= TASK STATEMENT =
Select lines where the word "with" appears.

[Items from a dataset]

= = = =

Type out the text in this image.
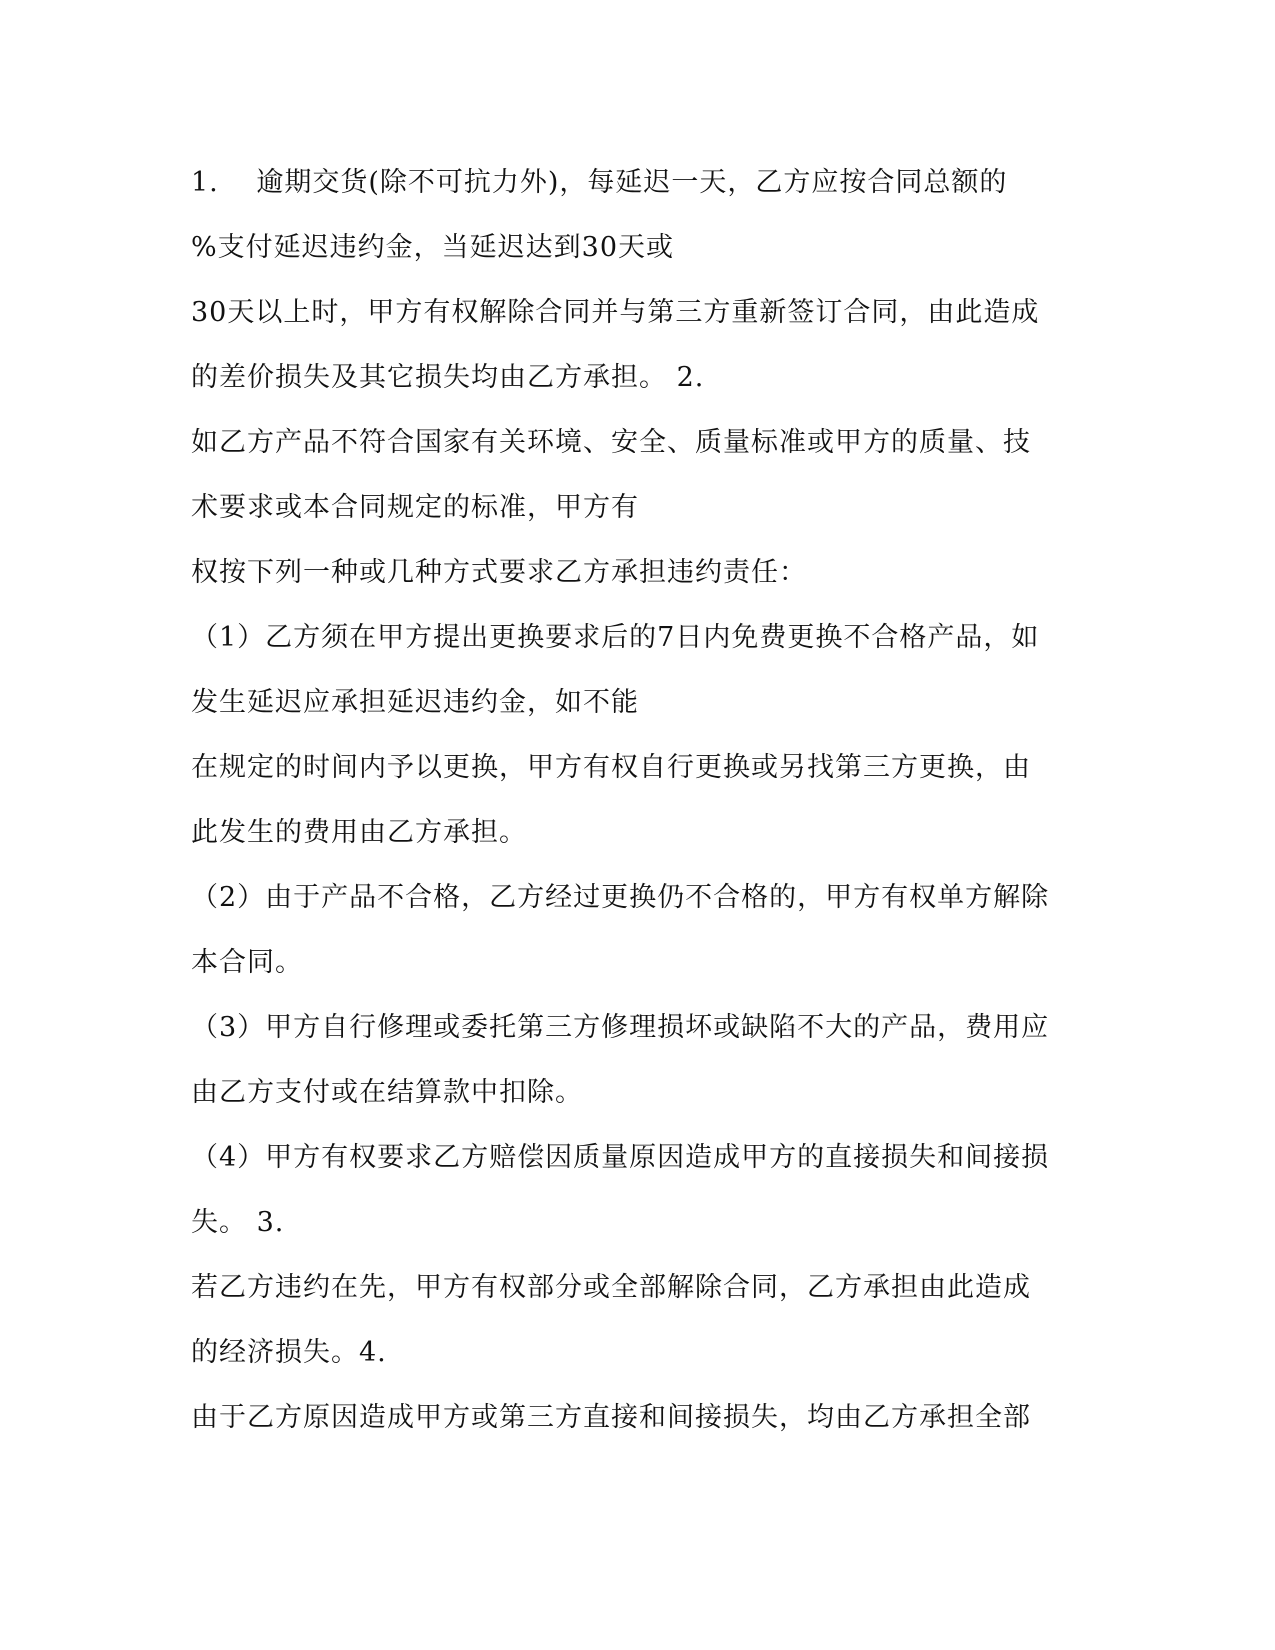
1.　 逾期交货(除不可抗力外)，每延迟一天，乙方应按合同总额的
%支付延迟违约金，当延迟达到30天或
30天以上时，甲方有权解除合同并与第三方重新签订合同，由此造成
的差价损失及其它损失均由乙方承担。 2.
如乙方产品不符合国家有关环境、安全、质量标准或甲方的质量、技
术要求或本合同规定的标准，甲方有
权按下列一种或几种方式要求乙方承担违约责任：
（1）乙方须在甲方提出更换要求后的7日内免费更换不合格产品，如
发生延迟应承担延迟违约金，如不能
在规定的时间内予以更换，甲方有权自行更换或另找第三方更换，由
此发生的费用由乙方承担。
（2）由于产品不合格，乙方经过更换仍不合格的，甲方有权单方解除
本合同。
（3）甲方自行修理或委托第三方修理损坏或缺陷不大的产品，费用应
由乙方支付或在结算款中扣除。
（4）甲方有权要求乙方赔偿因质量原因造成甲方的直接损失和间接损
失。 3.
若乙方违约在先，甲方有权部分或全部解除合同，乙方承担由此造成
的经济损失。4.
由于乙方原因造成甲方或第三方直接和间接损失，均由乙方承担全部
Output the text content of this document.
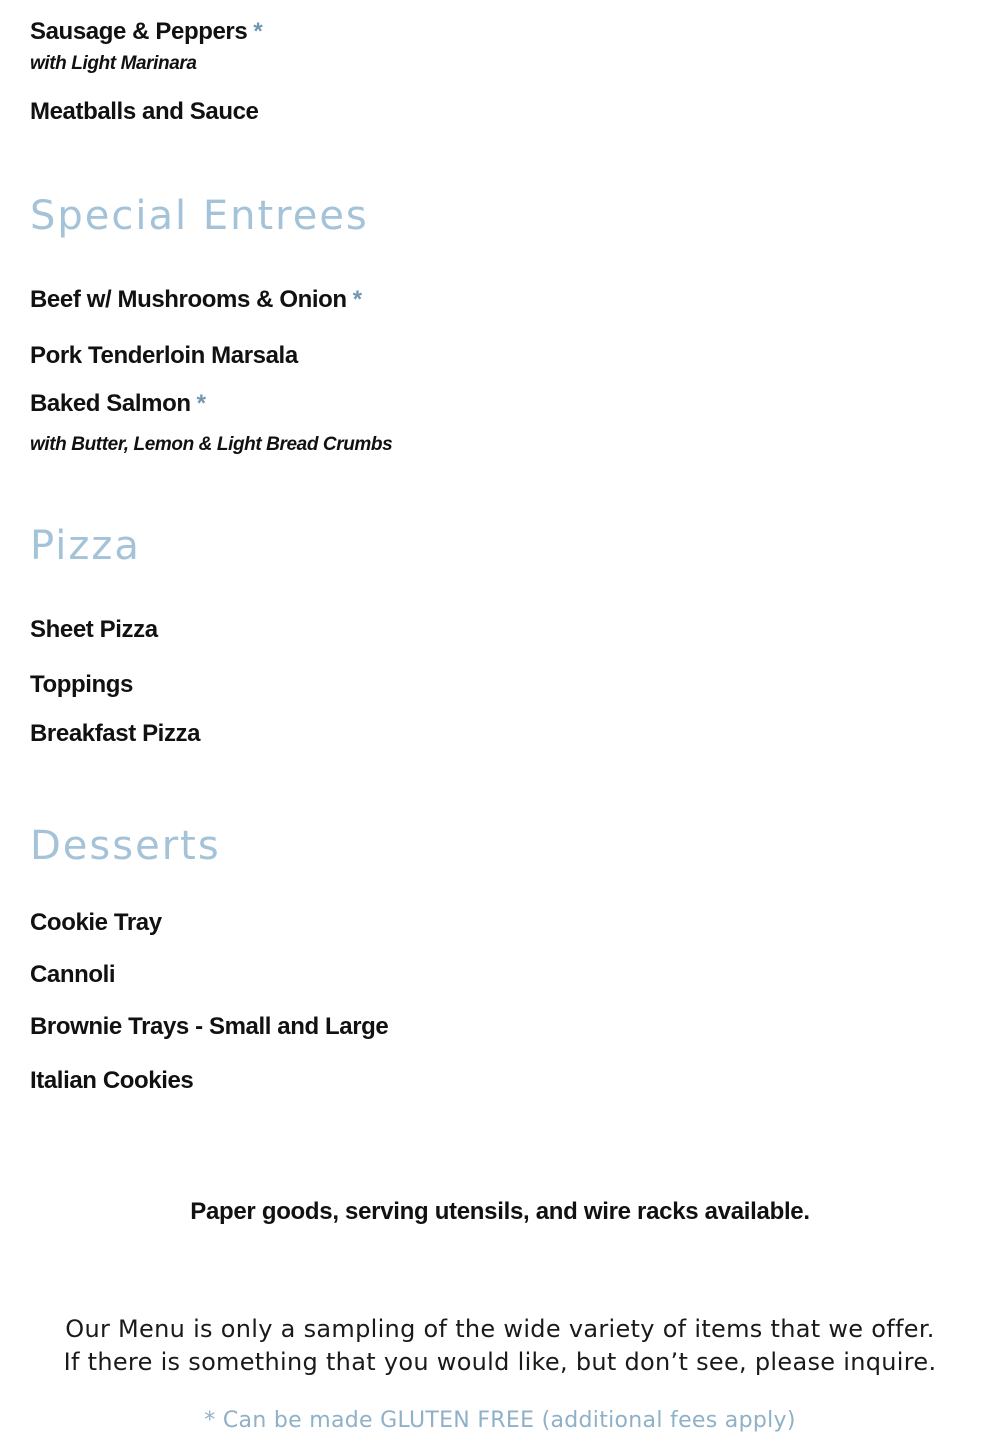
Sausage & Peppers *
with Light Marinara
Meatballs and Sauce
Special Entrees
Beef w/ Mushrooms & Onion *
Pork Tenderloin Marsala
Baked Salmon *
with Butter, Lemon & Light Bread Crumbs
Pizza
Sheet Pizza
Toppings
Breakfast Pizza
Desserts
Cookie Tray
Cannoli
Brownie Trays - Small and Large
Italian Cookies
Paper goods, serving utensils, and wire racks available.
Our Menu is only a sampling of the wide variety of items that we offer.
If there is something that you would like, but don’t see, please inquire.
* Can be made GLUTEN FREE (additional fees apply)
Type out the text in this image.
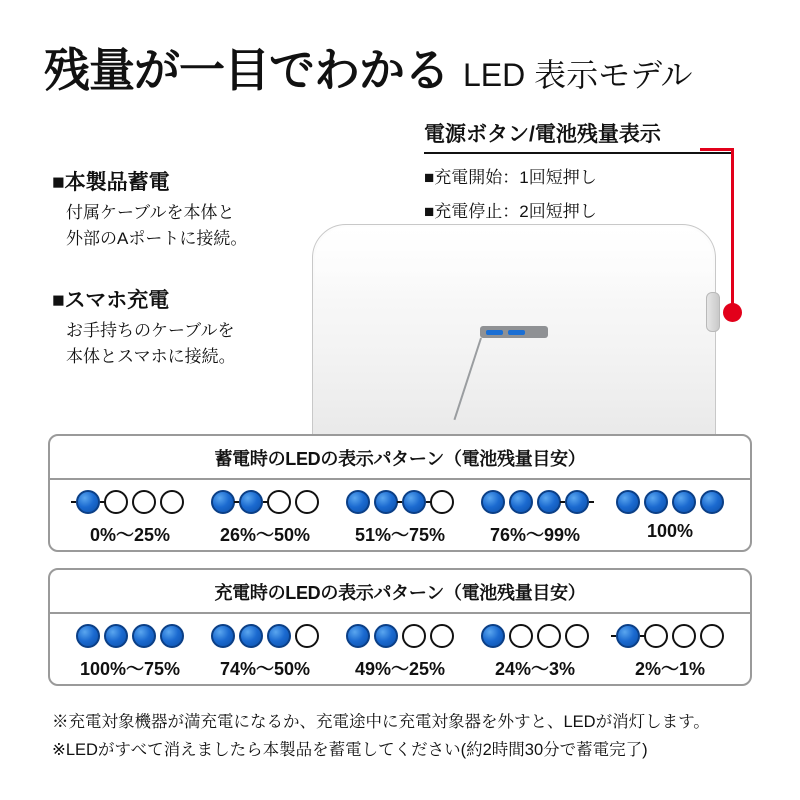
残量が一目でわかる LED 表示モデル
■本製品蓄電
付属ケーブルを本体と
外部のAポートに接続。
■スマホ充電
お手持ちのケーブルを
本体とスマホに接続。
電源ボタン/電池残量表示
■充電開始：1回短押し
■充電停止：2回短押し
蓄電時のLEDの表示パターン（電池残量目安）
0%〜25%	26%〜50% 51%〜75% 76%〜99%	100%
充電時のLEDの表示パターン（電池残量目安）
100%〜75% 74%〜50% 49%〜25%	24%〜3%	2%〜1%
※充電対象機器が満充電になるか、充電途中に充電対象器を外すと、LEDが消灯します。
※LEDがすべて消えましたら本製品を蓄電してください(約2時間30分で蓄電完了)
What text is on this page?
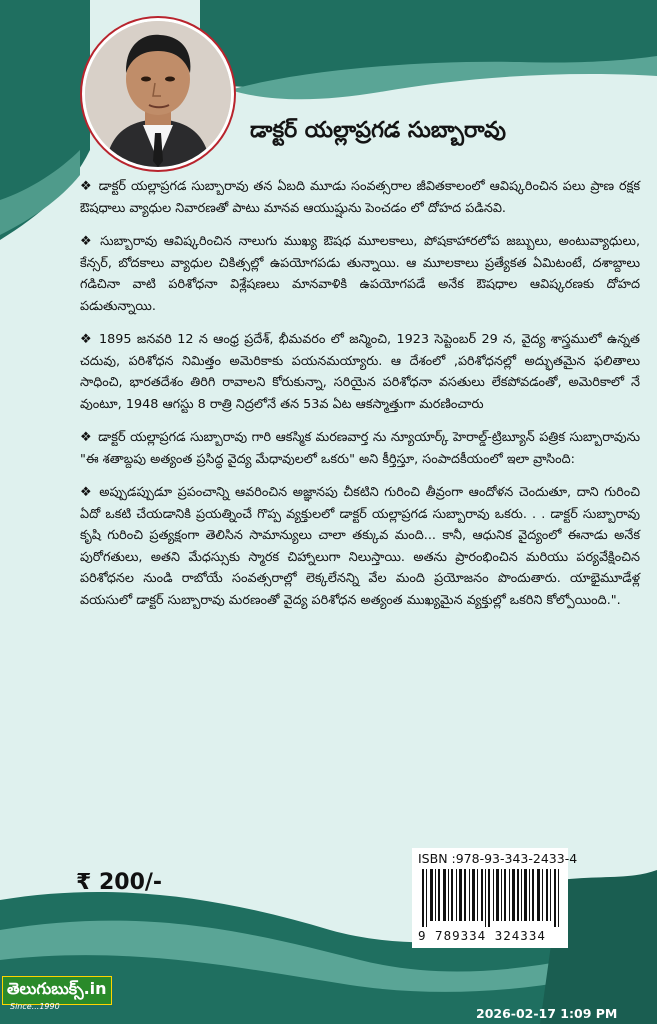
డాక్టర్ యల్లాప్రగడ సుబ్బారావు

❖ డాక్టర్ యల్లాప్రగడ సుబ్బారావు తన ఏబది మూడు సంవత్సరాల జీవితకాలంలో ఆవిష్కరించిన పలు ప్రాణ రక్షక ఔషధాలు వ్యాధుల నివారణతో పాటు మానవ ఆయుష్షును పెంచడం లో దోహద పడినవి.

❖ సుబ్బారావు ఆవిష్కరించిన నాలుగు ముఖ్య ఔషధ మూలకాలు, పోషకాహారలోప జబ్బులు, అంటువ్యాధులు, కేన్సర్, బోదకాలు వ్యాధుల చికిత్సల్లో ఉపయోగపడు తున్నాయి. ఆ మూలకాలు ప్రత్యేకత ఏమిటంటే, దశాబ్దాలు గడిచినా వాటి పరిశోధనా విశ్లేషణలు మానవాళికి ఉపయోగపడే అనేక ఔషధాల ఆవిష్కరణకు దోహద పడుతున్నాయి.

❖ 1895 జనవరి 12 న ఆంధ్ర ప్రదేశ్, భీమవరం లో జన్మించి, 1923 సెప్టెంబర్ 29 న, వైద్య శాస్త్రములో ఉన్నత చదువు, పరిశోధన నిమిత్తం అమెరికాకు పయనమయ్యారు. ఆ దేశంలో ,పరిశోధనల్లో అద్భుతమైన ఫలితాలు సాధించి, భారతదేశం తిరిగి రావాలని కోరుకున్నా, సరియైన పరిశోధనా వసతులు లేకపోవడంతో, అమెరికాలో నే వుంటూ, 1948 ఆగస్టు 8 రాత్రి నిద్రలోనే తన 53వ ఏట ఆకస్మాత్తుగా మరణించారు

❖ డాక్టర్ యల్లాప్రగడ సుబ్బారావు గారి ఆకస్మిక మరణవార్త ను న్యూయార్క్ హెరాల్డ్-ట్రిబ్యూన్ పత్రిక సుబ్బారావును "ఈ శతాబ్దపు అత్యంత ప్రసిద్ధ వైద్య మేధావులలో ఒకరు" అని కీర్తిస్తూ, సంపాదకీయంలో ఇలా వ్రాసింది:

❖ అప్పుడప్పుడూ ప్రపంచాన్ని ఆవరించిన అజ్ఞానపు చీకటిని గురించి తీవ్రంగా ఆందోళన చెందుతూ, దాని గురించి ఏదో ఒకటి చేయడానికి ప్రయత్నించే గొప్ప వ్యక్తులలో డాక్టర్ యల్లాప్రగడ సుబ్బారావు ఒకరు. . . డాక్టర్ సుబ్బారావు కృషి గురించి ప్రత్యక్షంగా తెలిసిన సామాన్యులు చాలా తక్కువ మంది... కానీ, ఆధునిక వైద్యంలో ఈనాడు అనేక పురోగతులు, అతని మేధస్సుకు స్మారక చిహ్నాలుగా నిలుస్తాయి. అతను ప్రారంభించిన మరియు పర్యవేక్షించిన పరిశోధనల నుండి రాబోయే సంవత్సరాల్లో లెక్కలేనన్ని వేల మంది ప్రయోజనం పొందుతారు. యాభైమూడేళ్ల వయసులో డాక్టర్ సుబ్బారావు మరణంతో వైద్య పరిశోధన అత్యంత ముఖ్యమైన వ్యక్తుల్లో ఒకరిని కోల్పోయింది.".

₹ 200/-
ISBN :978-93-343-2433-4
9 789334 324334
తెలుగుబుక్స్.in
Since...1990	2026-02-17 1:09 PM
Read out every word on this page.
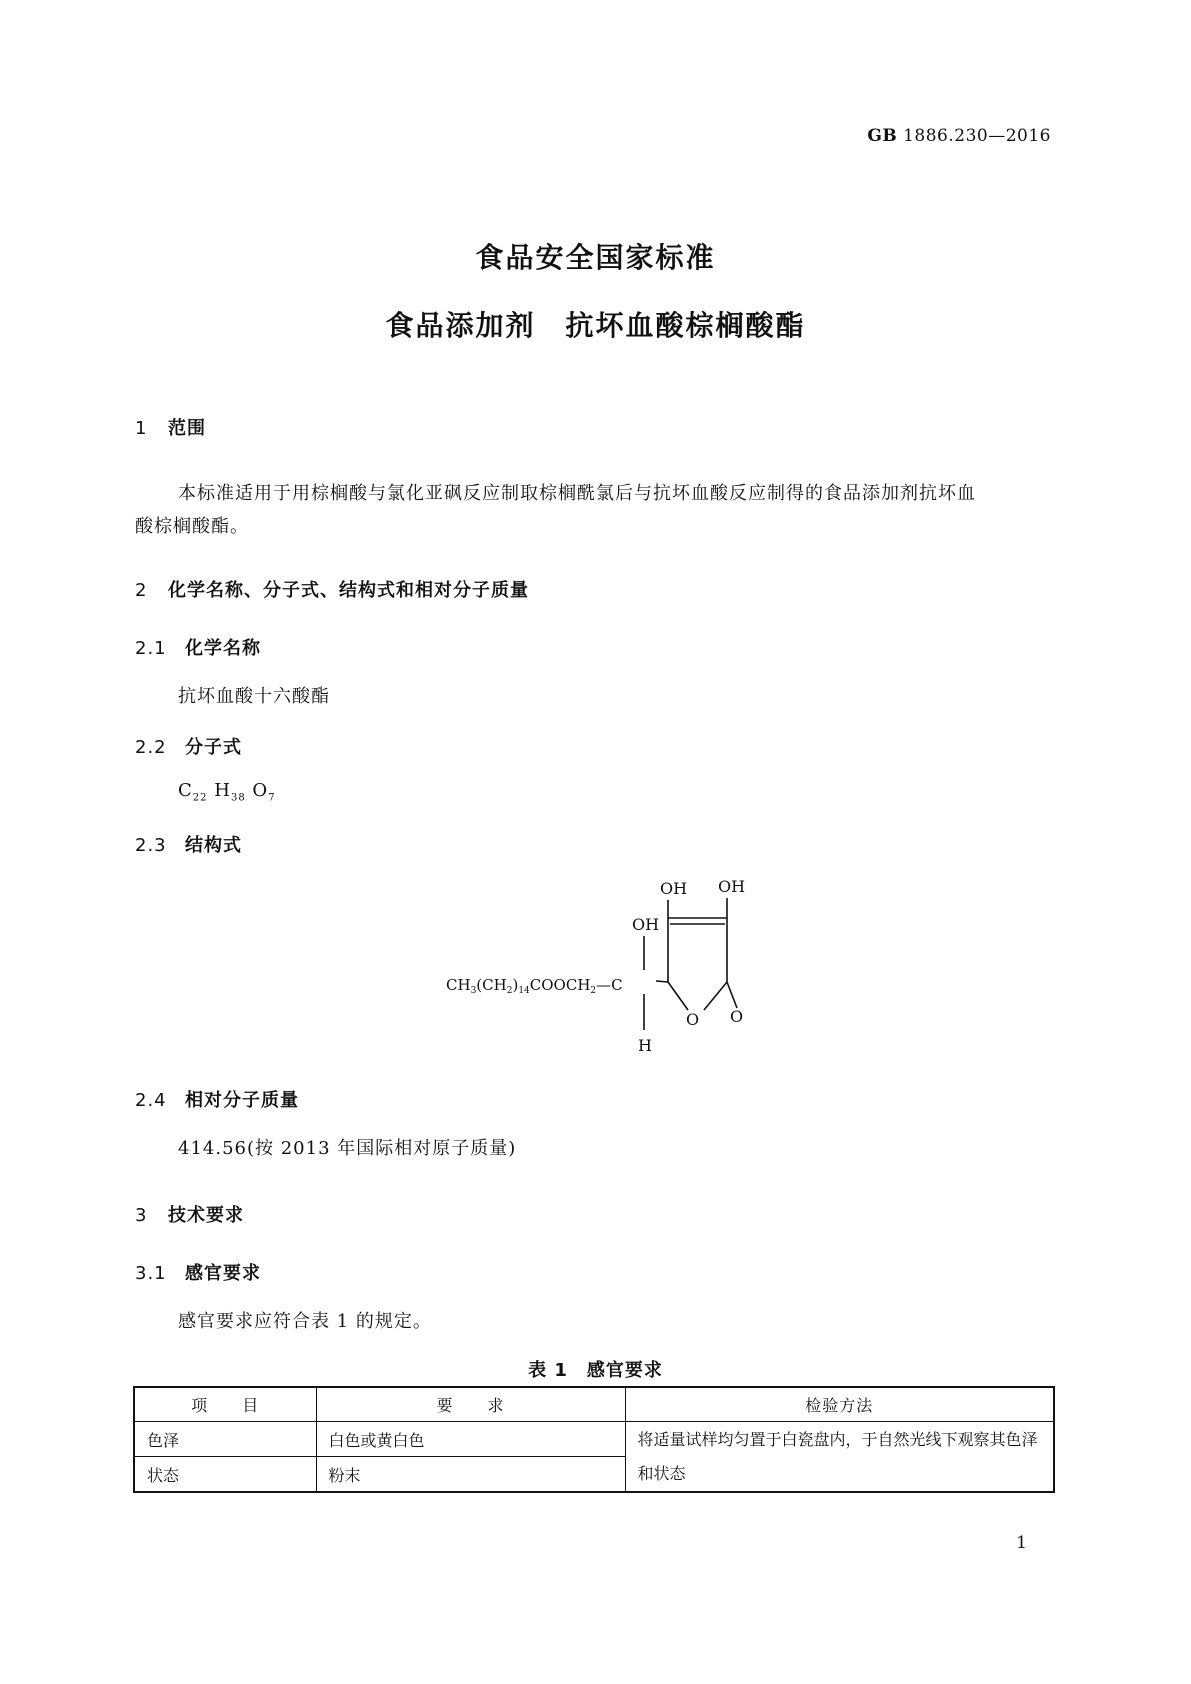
GB 1886.230—2016
食品安全国家标准
食品添加剂　抗坏血酸棕榈酸酯
1 范围
本标准适用于用棕榈酸与氯化亚砜反应制取棕榈酰氯后与抗坏血酸反应制得的食品添加剂抗坏血
酸棕榈酸酯。
2 化学名称、分子式、结构式和相对分子质量
2.1 化学名称
抗坏血酸十六酸酯
2.2 分子式
$C_{22}$ $H_{38}$ $O_7$
2.3 结构式
OH OH
OH
$CH_3(CH_2)_{14}COOCH_2—C$
H
O O
2.4 相对分子质量
414.56(按 2013 年国际相对原子质量)
3 技术要求
3.1 感官要求
感官要求应符合表 1 的规定。
表 1　感官要求
项　　目	要　　求	检验方法
色泽	白色或黄白色	将适量试样均匀置于白瓷盘内，于自然光线下观察其色泽和状态
状态	粉末	
1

= = = =

= REPLY TO THE EXERCISE =
with Light Marinara
with Butter, Lemon & Light Bread Crumbs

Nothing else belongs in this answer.